> **Problem description**
Make an exact copy of all the entries, but do not reproduce the pictures.

— start Exercise input —

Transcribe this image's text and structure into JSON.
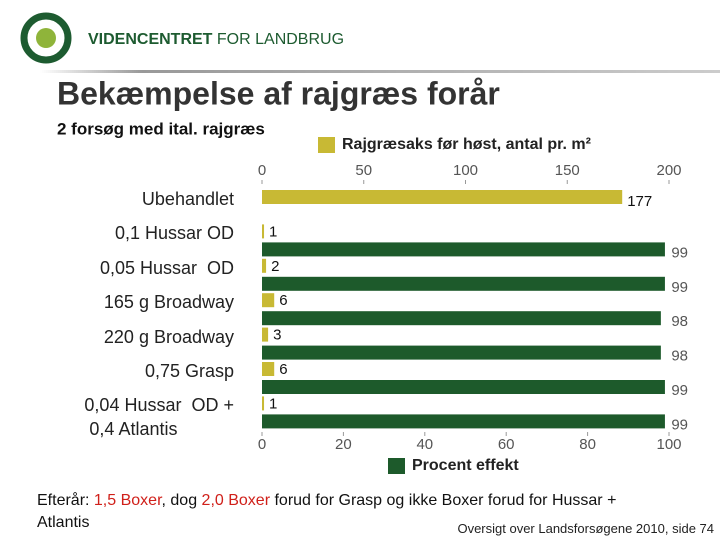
{
  "header": {
    "brand": "VIDENCENTRET",
    "brand_suffix": "FOR LANDBRUG"
  },
  "chart_data": {
    "type": "hbar",
    "title": "Bekæmpelse af rajgræs forår",
    "subtitle": "2 forsøg med ital. rajgræs",
    "categories": [
      "Ubehandlet",
      "0,1 Hussar OD",
      "0,05 Hussar  OD",
      "165 g Broadway",
      "220 g Broadway",
      "0,75 Grasp",
      "0,04 Hussar  OD +\n 0,4 Atlantis"
    ],
    "series": [
      {
        "name": "Rajgræsaks før høst, antal pr. m²",
        "color": "#c8b934",
        "axis": "x2",
        "values": [
          177,
          1,
          2,
          6,
          3,
          6,
          1
        ]
      },
      {
        "name": "Procent effekt",
        "color": "#1d5a2b",
        "values": [
          null,
          99,
          99,
          98,
          98,
          99,
          99
        ]
      }
    ],
    "xlim": [
      0,
      100
    ],
    "xticks": [
      0,
      20,
      40,
      60,
      80,
      100
    ],
    "x2lim": [
      0,
      200
    ],
    "x2ticks": [
      0,
      50,
      100,
      150,
      200
    ],
    "grid": false
  },
  "footer": {
    "note": [
      {
        "text": "Efterår: ",
        "red": false
      },
      {
        "text": "1,5 Boxer",
        "red": true
      },
      {
        "text": ", dog ",
        "red": false
      },
      {
        "text": "2,0 Boxer",
        "red": true
      },
      {
        "text": " forud for Grasp og ikke Boxer forud for Hussar + Atlantis",
        "red": false
      }
    ],
    "source": "Oversigt over Landsforsøgene 2010, side 74"
  }
}
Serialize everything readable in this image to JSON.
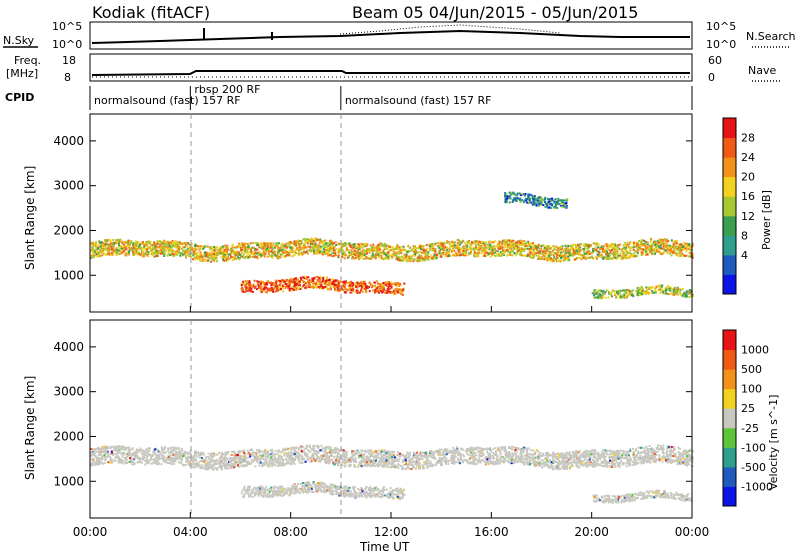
{
  "header": {
    "station": "Kodiak (fitACF)",
    "beam_info": "Beam 05  04/Jun/2015 - 05/Jun/2015"
  },
  "summary_panels": {
    "nsky_label": "N.Sky",
    "nsky_ticks": [
      "10^5",
      "10^0"
    ],
    "nsearch_label": "N.Search",
    "nsearch_ticks": [
      "10^5",
      "10^0"
    ],
    "freq_label": "Freq.",
    "freq_unit": "[MHz]",
    "freq_ticks": [
      "18",
      "8"
    ],
    "nave_label": "Nave",
    "nave_ticks": [
      "60",
      "0"
    ],
    "cpid_label": "CPID",
    "cpid_segments": [
      {
        "label": "normalsound (fast) 157 RF",
        "start_h": 0,
        "end_h": 4.0
      },
      {
        "label": "rbsp 200 RF",
        "start_h": 4.0,
        "end_h": 10.0
      },
      {
        "label": "normalsound (fast) 157 RF",
        "start_h": 10.0,
        "end_h": 24
      }
    ]
  },
  "colors": {
    "power_scale": [
      "#0a14e6",
      "#1e5bbd",
      "#2e9e8e",
      "#3aa050",
      "#a8c832",
      "#f2d21e",
      "#f29218",
      "#f05a14",
      "#e61414"
    ],
    "velocity_scale": [
      "#0a14e6",
      "#1e5bbd",
      "#2e9e8e",
      "#60c43a",
      "#c8c8c0",
      "#f2d21e",
      "#f29218",
      "#f05a14",
      "#e61414"
    ]
  },
  "chart_data": [
    {
      "type": "heatmap",
      "title": "Power",
      "xlabel": "",
      "ylabel": "Slant Range [km]",
      "xlim": [
        0,
        24
      ],
      "ylim": [
        180,
        4600
      ],
      "y_ticks": [
        1000,
        2000,
        3000,
        4000
      ],
      "colorbar_label": "Power [dB]",
      "colorbar_ticks": [
        "28",
        "24",
        "20",
        "16",
        "12",
        "8",
        "4"
      ],
      "scatter_bands": [
        {
          "t_start": 0.0,
          "t_end": 24.0,
          "r_center": 1580,
          "r_width": 350,
          "level": 5
        },
        {
          "t_start": 6.0,
          "t_end": 12.5,
          "r_center": 780,
          "r_width": 260,
          "level": 7
        },
        {
          "t_start": 16.5,
          "t_end": 19.0,
          "r_center": 2700,
          "r_width": 220,
          "level": 2
        },
        {
          "t_start": 20.0,
          "t_end": 24.0,
          "r_center": 620,
          "r_width": 180,
          "level": 4
        }
      ]
    },
    {
      "type": "heatmap",
      "title": "Velocity",
      "xlabel": "Time UT",
      "ylabel": "Slant Range [km]",
      "xlim": [
        0,
        24
      ],
      "ylim": [
        180,
        4600
      ],
      "y_ticks": [
        1000,
        2000,
        3000,
        4000
      ],
      "x_ticks": [
        "00:00",
        "04:00",
        "08:00",
        "12:00",
        "16:00",
        "20:00",
        "00:00"
      ],
      "colorbar_label": "Velocity [m s^-1]",
      "colorbar_ticks": [
        "1000",
        "500",
        "100",
        "25",
        "-25",
        "-100",
        "-500",
        "-1000"
      ],
      "scatter_bands": [
        {
          "t_start": 0.0,
          "t_end": 24.0,
          "r_center": 1550,
          "r_width": 380,
          "level": 4
        },
        {
          "t_start": 6.0,
          "t_end": 12.5,
          "r_center": 800,
          "r_width": 240,
          "level": 4
        },
        {
          "t_start": 20.0,
          "t_end": 24.0,
          "r_center": 650,
          "r_width": 160,
          "level": 4
        }
      ]
    }
  ]
}
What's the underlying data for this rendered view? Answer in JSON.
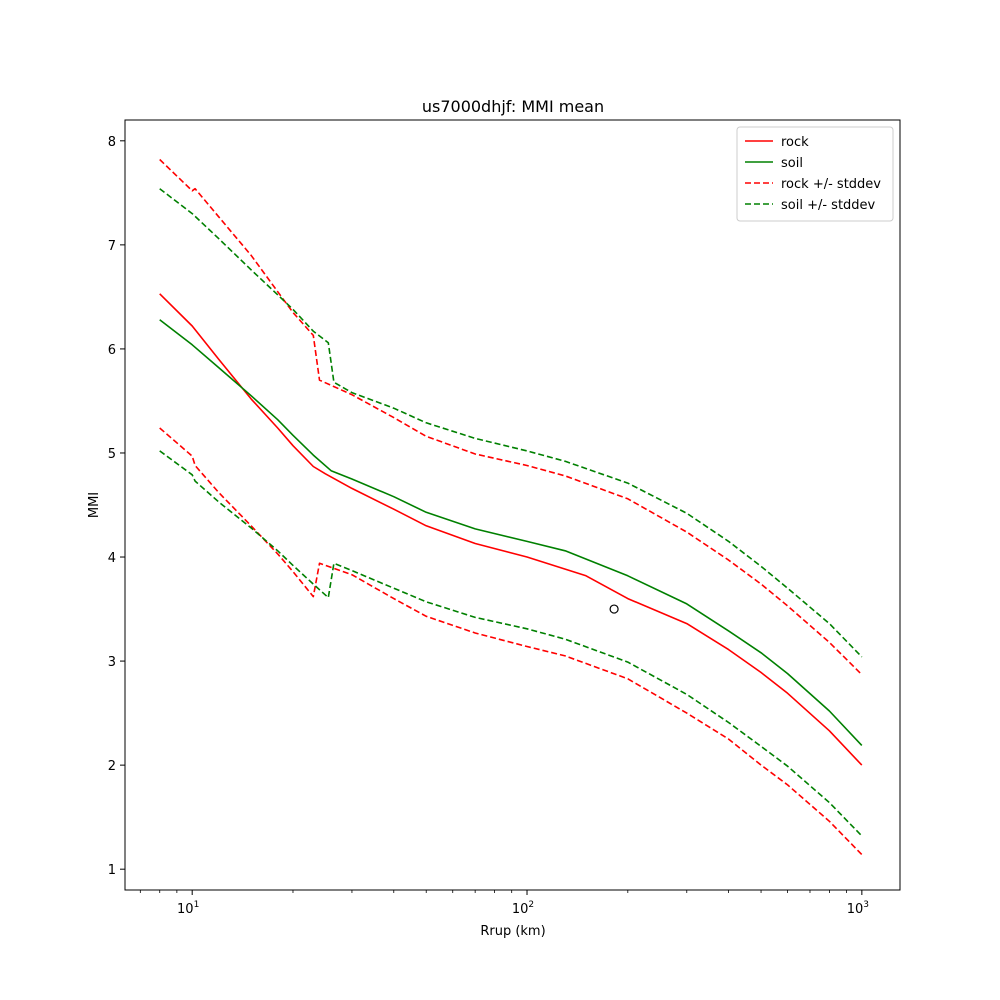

— end Exercise input —

> **Answer to the task**
Transcribe this image's text and structure into JSON.
{
  "header": {
    "brand": "VIDENCENTRET",
    "brand_suffix": "FOR LANDBRUG"
  },
  "chart_data": {
    "type": "hbar",
    "title": "Bekæmpelse af rajgræs forår",
    "subtitle": "2 forsøg med ital. rajgræs",
    "categories": [
      "Ubehandlet",
      "0,1 Hussar OD",
      "0,05 Hussar  OD",
      "165 g Broadway",
      "220 g Broadway",
      "0,75 Grasp",
      "0,04 Hussar  OD +\n 0,4 Atlantis"
    ],
    "series": [
      {
        "name": "Rajgræsaks før høst, antal pr. m²",
        "color": "#c8b934",
        "axis": "x2",
        "values": [
          177,
          1,
          2,
          6,
          3,
          6,
          1
        ]
      },
      {
        "name": "Procent effekt",
        "color": "#1d5a2b",
        "values": [
          null,
          99,
          99,
          98,
          98,
          99,
          99
        ]
      }
    ],
    "xlim": [
      0,
      100
    ],
    "xticks": [
      0,
      20,
      40,
      60,
      80,
      100
    ],
    "x2lim": [
      0,
      200
    ],
    "x2ticks": [
      0,
      50,
      100,
      150,
      200
    ],
    "grid": false
  },
  "footer": {
    "note": [
      {
        "text": "Efterår: ",
        "red": false
      },
      {
        "text": "1,5 Boxer",
        "red": true
      },
      {
        "text": ", dog ",
        "red": false
      },
      {
        "text": "2,0 Boxer",
        "red": true
      },
      {
        "text": " forud for Grasp og ikke Boxer forud for Hussar + Atlantis",
        "red": false
      }
    ],
    "source": "Oversigt over Landsforsøgene 2010, side 74"
  }
}
Serialize everything readable in this image to JSON.
{
  "header": {
    "station": "Kodiak (fitACF)",
    "beam_info": "Beam 05  04/Jun/2015 - 05/Jun/2015"
  },
  "summary_panels": {
    "nsky_label": "N.Sky",
    "nsky_ticks": [
      "10^5",
      "10^0"
    ],
    "nsearch_label": "N.Search",
    "nsearch_ticks": [
      "10^5",
      "10^0"
    ],
    "freq_label": "Freq.",
    "freq_unit": "[MHz]",
    "freq_ticks": [
      "18",
      "8"
    ],
    "nave_label": "Nave",
    "nave_ticks": [
      "60",
      "0"
    ],
    "cpid_label": "CPID",
    "cpid_segments": [
      {
        "label": "normalsound (fast) 157 RF",
        "start_h": 0,
        "end_h": 4.0
      },
      {
        "label": "rbsp 200 RF",
        "start_h": 4.0,
        "end_h": 10.0
      },
      {
        "label": "normalsound (fast) 157 RF",
        "start_h": 10.0,
        "end_h": 24
      }
    ]
  },
  "colors": {
    "power_scale": [
      "#0a14e6",
      "#1e5bbd",
      "#2e9e8e",
      "#3aa050",
      "#a8c832",
      "#f2d21e",
      "#f29218",
      "#f05a14",
      "#e61414"
    ],
    "velocity_scale": [
      "#0a14e6",
      "#1e5bbd",
      "#2e9e8e",
      "#60c43a",
      "#c8c8c0",
      "#f2d21e",
      "#f29218",
      "#f05a14",
      "#e61414"
    ]
  },
  "chart_data": [
    {
      "type": "heatmap",
      "title": "Power",
      "xlabel": "",
      "ylabel": "Slant Range [km]",
      "xlim": [
        0,
        24
      ],
      "ylim": [
        180,
        4600
      ],
      "y_ticks": [
        1000,
        2000,
        3000,
        4000
      ],
      "colorbar_label": "Power [dB]",
      "colorbar_ticks": [
        "28",
        "24",
        "20",
        "16",
        "12",
        "8",
        "4"
      ],
      "scatter_bands": [
        {
          "t_start": 0.0,
          "t_end": 24.0,
          "r_center": 1580,
          "r_width": 350,
          "level": 5
        },
        {
          "t_start": 6.0,
          "t_end": 12.5,
          "r_center": 780,
          "r_width": 260,
          "level": 7
        },
        {
          "t_start": 16.5,
          "t_end": 19.0,
          "r_center": 2700,
          "r_width": 220,
          "level": 2
        },
        {
          "t_start": 20.0,
          "t_end": 24.0,
          "r_center": 620,
          "r_width": 180,
          "level": 4
        }
      ]
    },
    {
      "type": "heatmap",
      "title": "Velocity",
      "xlabel": "Time UT",
      "ylabel": "Slant Range [km]",
      "xlim": [
        0,
        24
      ],
      "ylim": [
        180,
        4600
      ],
      "y_ticks": [
        1000,
        2000,
        3000,
        4000
      ],
      "x_ticks": [
        "00:00",
        "04:00",
        "08:00",
        "12:00",
        "16:00",
        "20:00",
        "00:00"
      ],
      "colorbar_label": "Velocity [m s^-1]",
      "colorbar_ticks": [
        "1000",
        "500",
        "100",
        "25",
        "-25",
        "-100",
        "-500",
        "-1000"
      ],
      "scatter_bands": [
        {
          "t_start": 0.0,
          "t_end": 24.0,
          "r_center": 1550,
          "r_width": 380,
          "level": 4
        },
        {
          "t_start": 6.0,
          "t_end": 12.5,
          "r_center": 800,
          "r_width": 240,
          "level": 4
        },
        {
          "t_start": 20.0,
          "t_end": 24.0,
          "r_center": 650,
          "r_width": 160,
          "level": 4
        }
      ]
    }
  ]
}
What's the underlying data for this rendered view? Answer in JSON.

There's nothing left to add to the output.